» **Task brief**
Show all lines holding the string "some".

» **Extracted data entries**
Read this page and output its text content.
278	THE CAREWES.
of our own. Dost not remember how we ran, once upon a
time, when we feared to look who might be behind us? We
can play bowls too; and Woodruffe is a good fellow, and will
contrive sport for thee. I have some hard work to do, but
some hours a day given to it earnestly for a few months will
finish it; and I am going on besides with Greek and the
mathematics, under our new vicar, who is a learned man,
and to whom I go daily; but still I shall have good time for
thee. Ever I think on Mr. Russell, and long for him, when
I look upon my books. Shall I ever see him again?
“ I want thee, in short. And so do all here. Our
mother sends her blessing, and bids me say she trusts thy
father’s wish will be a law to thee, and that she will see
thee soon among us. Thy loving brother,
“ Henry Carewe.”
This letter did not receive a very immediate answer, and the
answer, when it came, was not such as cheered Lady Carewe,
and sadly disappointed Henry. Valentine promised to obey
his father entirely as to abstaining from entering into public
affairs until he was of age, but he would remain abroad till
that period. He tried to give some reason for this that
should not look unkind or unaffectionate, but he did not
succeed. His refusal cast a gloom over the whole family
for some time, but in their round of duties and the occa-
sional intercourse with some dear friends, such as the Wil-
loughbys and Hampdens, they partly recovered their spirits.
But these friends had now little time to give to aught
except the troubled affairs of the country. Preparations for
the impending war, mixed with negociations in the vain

» **Final result**
contrive sport for thee. I have some hard work to do, but
some hours a day given to it earnestly for a few months will
that period. He tried to give some reason for this that
for some time, but in their round of duties and the occa-
sional intercourse with some dear friends, such as the Wil-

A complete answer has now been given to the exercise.